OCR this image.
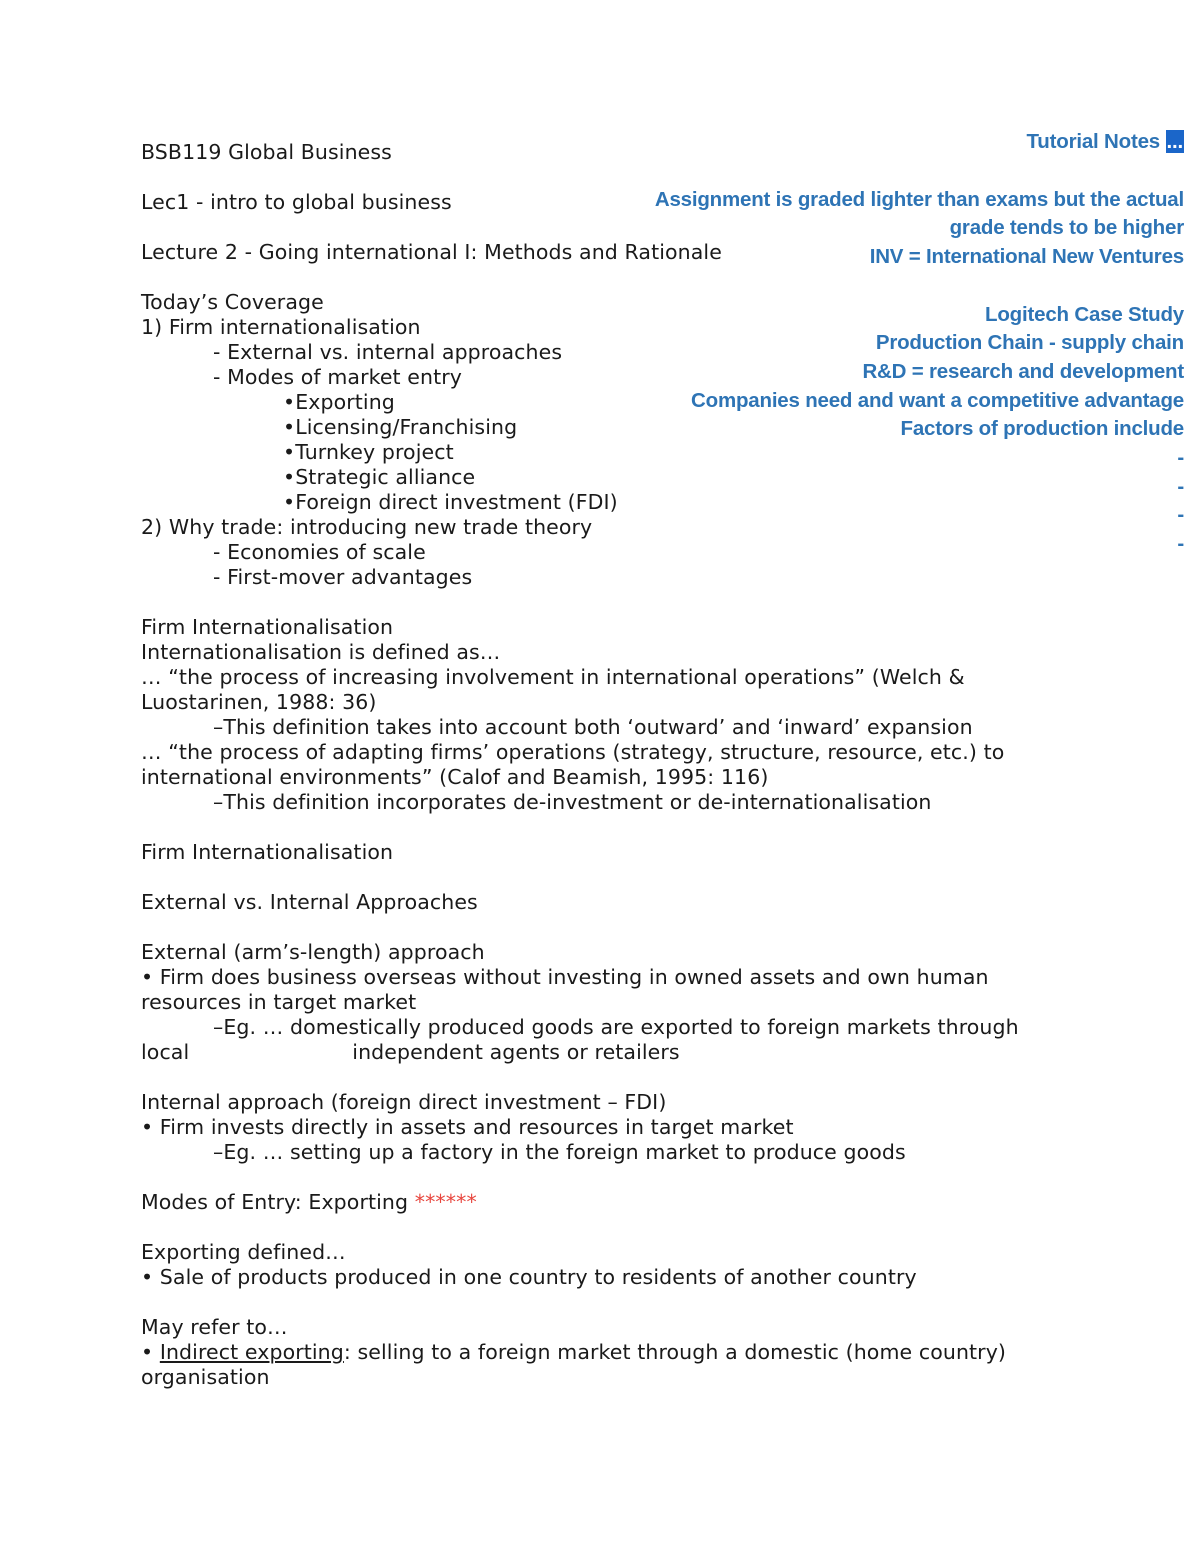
Tutorial Notes ...
Assignment is graded lighter than exams but the actual
grade tends to be higher
INV = International New Ventures
Logitech Case Study
Production Chain - supply chain
R&D = research and development
Companies need and want a competitive advantage
Factors of production include
-
-
-
-
BSB119 Global Business
Lec1 - intro to global business
Lecture 2 - Going international I: Methods and Rationale
Today’s Coverage
1) Firm internationalisation
- External vs. internal approaches
- Modes of market entry
•Exporting
•Licensing/Franchising
•Turnkey project
•Strategic alliance
•Foreign direct investment (FDI)
2) Why trade: introducing new trade theory
- Economies of scale
- First-mover advantages
Firm Internationalisation
Internationalisation is defined as…
… “the process of increasing involvement in international operations” (Welch & Luostarinen, 1988: 36)
–This definition takes into account both ‘outward’ and ‘inward’ expansion
… “the process of adapting firms’ operations (strategy, structure, resource, etc.) to international environments” (Calof and Beamish, 1995: 116)
–This definition incorporates de-investment or de-internationalisation
Firm Internationalisation
External vs. Internal Approaches
External (arm’s-length) approach
• Firm does business overseas without investing in owned assets and own human resources in target market
–Eg. … domestically produced goods are exported to foreign markets through
local	independent agents or retailers
Internal approach (foreign direct investment – FDI)
• Firm invests directly in assets and resources in target market
–Eg. … setting up a factory in the foreign market to produce goods
Modes of Entry: Exporting ******
Exporting defined…
• Sale of products produced in one country to residents of another country
May refer to…
• Indirect exporting: selling to a foreign market through a domestic (home country) organisation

※

Transcribe all of the records above character for character. Exclude the pictures.

OCR this image.
Tutorial Notes ...
Assignment is graded lighter than exams but the actual
grade tends to be higher
INV = International New Ventures
Logitech Case Study
Production Chain - supply chain
R&D = research and development
Companies need and want a competitive advantage
Factors of production include
-
-
-
-
BSB119 Global Business
Lec1 - intro to global business
Lecture 2 - Going international I: Methods and Rationale
Today’s Coverage
1) Firm internationalisation
- External vs. internal approaches
- Modes of market entry
•Exporting
•Licensing/Franchising
•Turnkey project
•Strategic alliance
•Foreign direct investment (FDI)
2) Why trade: introducing new trade theory
- Economies of scale
- First-mover advantages
Firm Internationalisation
Internationalisation is defined as…
… “the process of increasing involvement in international operations” (Welch & Luostarinen, 1988: 36)
–This definition takes into account both ‘outward’ and ‘inward’ expansion
… “the process of adapting firms’ operations (strategy, structure, resource, etc.) to international environments” (Calof and Beamish, 1995: 116)
–This definition incorporates de-investment or de-internationalisation
Firm Internationalisation
External vs. Internal Approaches
External (arm’s-length) approach
• Firm does business overseas without investing in owned assets and own human resources in target market
–Eg. … domestically produced goods are exported to foreign markets through
local	independent agents or retailers
Internal approach (foreign direct investment – FDI)
• Firm invests directly in assets and resources in target market
–Eg. … setting up a factory in the foreign market to produce goods
Modes of Entry: Exporting ******
Exporting defined…
• Sale of products produced in one country to residents of another country
May refer to…
• Indirect exporting: selling to a foreign market through a domestic (home country) organisation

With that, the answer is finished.